## What the task asks
The listing must be reproduced in full, exactly as it stands.

## Given records
<<<<
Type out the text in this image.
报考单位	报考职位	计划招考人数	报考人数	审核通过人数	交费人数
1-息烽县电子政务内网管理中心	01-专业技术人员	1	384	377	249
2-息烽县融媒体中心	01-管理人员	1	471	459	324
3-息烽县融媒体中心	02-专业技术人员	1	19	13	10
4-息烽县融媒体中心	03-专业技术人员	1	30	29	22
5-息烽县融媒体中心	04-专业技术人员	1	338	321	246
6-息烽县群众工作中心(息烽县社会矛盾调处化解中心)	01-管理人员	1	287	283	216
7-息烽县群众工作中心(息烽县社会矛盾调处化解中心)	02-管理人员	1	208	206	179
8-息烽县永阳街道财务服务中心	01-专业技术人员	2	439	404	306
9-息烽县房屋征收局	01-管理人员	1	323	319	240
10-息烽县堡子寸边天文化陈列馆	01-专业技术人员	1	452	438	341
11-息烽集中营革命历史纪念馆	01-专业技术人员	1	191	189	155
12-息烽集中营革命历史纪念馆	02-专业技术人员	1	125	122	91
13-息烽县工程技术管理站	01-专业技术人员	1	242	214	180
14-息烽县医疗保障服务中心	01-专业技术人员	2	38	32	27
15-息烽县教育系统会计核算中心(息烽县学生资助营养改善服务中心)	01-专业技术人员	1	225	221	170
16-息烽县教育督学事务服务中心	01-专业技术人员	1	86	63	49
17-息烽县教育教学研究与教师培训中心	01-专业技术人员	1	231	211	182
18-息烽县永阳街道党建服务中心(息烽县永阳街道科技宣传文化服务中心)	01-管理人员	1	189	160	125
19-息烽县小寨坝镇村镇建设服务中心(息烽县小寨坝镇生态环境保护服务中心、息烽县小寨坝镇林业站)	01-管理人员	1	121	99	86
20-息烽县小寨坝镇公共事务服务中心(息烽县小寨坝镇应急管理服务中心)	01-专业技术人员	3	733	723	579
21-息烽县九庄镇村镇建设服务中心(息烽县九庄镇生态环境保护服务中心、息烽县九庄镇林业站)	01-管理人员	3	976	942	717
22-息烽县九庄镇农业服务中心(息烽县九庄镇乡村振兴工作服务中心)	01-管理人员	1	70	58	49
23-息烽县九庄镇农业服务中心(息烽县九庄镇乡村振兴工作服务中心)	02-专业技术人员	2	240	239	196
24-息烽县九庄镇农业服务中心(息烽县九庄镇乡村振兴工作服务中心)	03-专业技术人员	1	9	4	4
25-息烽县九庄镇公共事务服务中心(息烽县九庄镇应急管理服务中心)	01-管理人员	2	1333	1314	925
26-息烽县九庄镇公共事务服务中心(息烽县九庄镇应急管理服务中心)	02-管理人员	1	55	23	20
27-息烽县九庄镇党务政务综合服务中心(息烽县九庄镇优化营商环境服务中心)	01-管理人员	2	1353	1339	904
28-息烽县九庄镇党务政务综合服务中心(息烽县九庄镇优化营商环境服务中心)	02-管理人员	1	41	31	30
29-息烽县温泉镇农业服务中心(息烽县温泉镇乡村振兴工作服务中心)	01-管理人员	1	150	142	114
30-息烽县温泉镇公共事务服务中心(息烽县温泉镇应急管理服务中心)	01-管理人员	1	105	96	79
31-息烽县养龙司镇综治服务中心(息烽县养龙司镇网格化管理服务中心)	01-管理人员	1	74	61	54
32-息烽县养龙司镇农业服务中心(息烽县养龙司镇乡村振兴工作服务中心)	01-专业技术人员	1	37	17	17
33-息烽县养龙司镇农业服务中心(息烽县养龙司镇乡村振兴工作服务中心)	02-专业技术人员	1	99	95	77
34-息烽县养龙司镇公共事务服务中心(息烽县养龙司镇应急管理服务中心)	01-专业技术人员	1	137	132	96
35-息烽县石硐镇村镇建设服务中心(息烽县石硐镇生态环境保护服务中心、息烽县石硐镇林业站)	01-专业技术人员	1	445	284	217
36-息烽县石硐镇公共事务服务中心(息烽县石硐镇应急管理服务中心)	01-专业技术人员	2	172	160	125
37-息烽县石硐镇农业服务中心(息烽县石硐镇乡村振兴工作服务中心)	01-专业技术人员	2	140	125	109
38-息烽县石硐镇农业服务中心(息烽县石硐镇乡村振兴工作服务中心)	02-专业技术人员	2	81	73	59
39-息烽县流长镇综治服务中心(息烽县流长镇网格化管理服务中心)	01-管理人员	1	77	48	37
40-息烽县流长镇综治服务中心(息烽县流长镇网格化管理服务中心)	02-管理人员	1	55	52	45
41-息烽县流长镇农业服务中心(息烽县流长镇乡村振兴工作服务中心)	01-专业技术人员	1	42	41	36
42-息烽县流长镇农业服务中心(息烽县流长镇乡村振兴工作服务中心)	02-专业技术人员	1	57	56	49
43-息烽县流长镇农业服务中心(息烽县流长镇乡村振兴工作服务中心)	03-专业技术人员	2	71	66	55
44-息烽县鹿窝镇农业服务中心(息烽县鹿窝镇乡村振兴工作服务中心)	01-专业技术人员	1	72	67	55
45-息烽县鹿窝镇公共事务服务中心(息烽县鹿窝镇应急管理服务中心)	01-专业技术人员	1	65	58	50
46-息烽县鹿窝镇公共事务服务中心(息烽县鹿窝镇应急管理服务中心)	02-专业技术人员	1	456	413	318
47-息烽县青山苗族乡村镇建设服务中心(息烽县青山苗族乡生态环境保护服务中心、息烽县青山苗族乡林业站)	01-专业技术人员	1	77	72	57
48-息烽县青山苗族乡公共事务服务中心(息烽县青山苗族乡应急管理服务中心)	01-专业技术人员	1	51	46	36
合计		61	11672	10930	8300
>>>>
## Full answer
Type out the text in this image.
报考单位	报考职位	计划招考人数	报考人数	审核通过人数	交费人数
1-息烽县电子政务内网管理中心	01-专业技术人员	1	384	377	249
2-息烽县融媒体中心	01-管理人员	1	471	459	324
3-息烽县融媒体中心	02-专业技术人员	1	19	13	10
4-息烽县融媒体中心	03-专业技术人员	1	30	29	22
5-息烽县融媒体中心	04-专业技术人员	1	338	321	246
6-息烽县群众工作中心(息烽县社会矛盾调处化解中心)	01-管理人员	1	287	283	216
7-息烽县群众工作中心(息烽县社会矛盾调处化解中心)	02-管理人员	1	208	206	179
8-息烽县永阳街道财务服务中心	01-专业技术人员	2	439	404	306
9-息烽县房屋征收局	01-管理人员	1	323	319	240
10-息烽县堡子寸边天文化陈列馆	01-专业技术人员	1	452	438	341
11-息烽集中营革命历史纪念馆	01-专业技术人员	1	191	189	155
12-息烽集中营革命历史纪念馆	02-专业技术人员	1	125	122	91
13-息烽县工程技术管理站	01-专业技术人员	1	242	214	180
14-息烽县医疗保障服务中心	01-专业技术人员	2	38	32	27
15-息烽县教育系统会计核算中心(息烽县学生资助营养改善服务中心)	01-专业技术人员	1	225	221	170
16-息烽县教育督学事务服务中心	01-专业技术人员	1	86	63	49
17-息烽县教育教学研究与教师培训中心	01-专业技术人员	1	231	211	182
18-息烽县永阳街道党建服务中心(息烽县永阳街道科技宣传文化服务中心)	01-管理人员	1	189	160	125
19-息烽县小寨坝镇村镇建设服务中心(息烽县小寨坝镇生态环境保护服务中心、息烽县小寨坝镇林业站)	01-管理人员	1	121	99	86
20-息烽县小寨坝镇公共事务服务中心(息烽县小寨坝镇应急管理服务中心)	01-专业技术人员	3	733	723	579
21-息烽县九庄镇村镇建设服务中心(息烽县九庄镇生态环境保护服务中心、息烽县九庄镇林业站)	01-管理人员	3	976	942	717
22-息烽县九庄镇农业服务中心(息烽县九庄镇乡村振兴工作服务中心)	01-管理人员	1	70	58	49
23-息烽县九庄镇农业服务中心(息烽县九庄镇乡村振兴工作服务中心)	02-专业技术人员	2	240	239	196
24-息烽县九庄镇农业服务中心(息烽县九庄镇乡村振兴工作服务中心)	03-专业技术人员	1	9	4	4
25-息烽县九庄镇公共事务服务中心(息烽县九庄镇应急管理服务中心)	01-管理人员	2	1333	1314	925
26-息烽县九庄镇公共事务服务中心(息烽县九庄镇应急管理服务中心)	02-管理人员	1	55	23	20
27-息烽县九庄镇党务政务综合服务中心(息烽县九庄镇优化营商环境服务中心)	01-管理人员	2	1353	1339	904
28-息烽县九庄镇党务政务综合服务中心(息烽县九庄镇优化营商环境服务中心)	02-管理人员	1	41	31	30
29-息烽县温泉镇农业服务中心(息烽县温泉镇乡村振兴工作服务中心)	01-管理人员	1	150	142	114
30-息烽县温泉镇公共事务服务中心(息烽县温泉镇应急管理服务中心)	01-管理人员	1	105	96	79
31-息烽县养龙司镇综治服务中心(息烽县养龙司镇网格化管理服务中心)	01-管理人员	1	74	61	54
32-息烽县养龙司镇农业服务中心(息烽县养龙司镇乡村振兴工作服务中心)	01-专业技术人员	1	37	17	17
33-息烽县养龙司镇农业服务中心(息烽县养龙司镇乡村振兴工作服务中心)	02-专业技术人员	1	99	95	77
34-息烽县养龙司镇公共事务服务中心(息烽县养龙司镇应急管理服务中心)	01-专业技术人员	1	137	132	96
35-息烽县石硐镇村镇建设服务中心(息烽县石硐镇生态环境保护服务中心、息烽县石硐镇林业站)	01-专业技术人员	1	445	284	217
36-息烽县石硐镇公共事务服务中心(息烽县石硐镇应急管理服务中心)	01-专业技术人员	2	172	160	125
37-息烽县石硐镇农业服务中心(息烽县石硐镇乡村振兴工作服务中心)	01-专业技术人员	2	140	125	109
38-息烽县石硐镇农业服务中心(息烽县石硐镇乡村振兴工作服务中心)	02-专业技术人员	2	81	73	59
39-息烽县流长镇综治服务中心(息烽县流长镇网格化管理服务中心)	01-管理人员	1	77	48	37
40-息烽县流长镇综治服务中心(息烽县流长镇网格化管理服务中心)	02-管理人员	1	55	52	45
41-息烽县流长镇农业服务中心(息烽县流长镇乡村振兴工作服务中心)	01-专业技术人员	1	42	41	36
42-息烽县流长镇农业服务中心(息烽县流长镇乡村振兴工作服务中心)	02-专业技术人员	1	57	56	49
43-息烽县流长镇农业服务中心(息烽县流长镇乡村振兴工作服务中心)	03-专业技术人员	2	71	66	55
44-息烽县鹿窝镇农业服务中心(息烽县鹿窝镇乡村振兴工作服务中心)	01-专业技术人员	1	72	67	55
45-息烽县鹿窝镇公共事务服务中心(息烽县鹿窝镇应急管理服务中心)	01-专业技术人员	1	65	58	50
46-息烽县鹿窝镇公共事务服务中心(息烽县鹿窝镇应急管理服务中心)	02-专业技术人员	1	456	413	318
47-息烽县青山苗族乡村镇建设服务中心(息烽县青山苗族乡生态环境保护服务中心、息烽县青山苗族乡林业站)	01-专业技术人员	1	77	72	57
48-息烽县青山苗族乡公共事务服务中心(息烽县青山苗族乡应急管理服务中心)	01-专业技术人员	1	51	46	36
合计		61	11672	10930	8300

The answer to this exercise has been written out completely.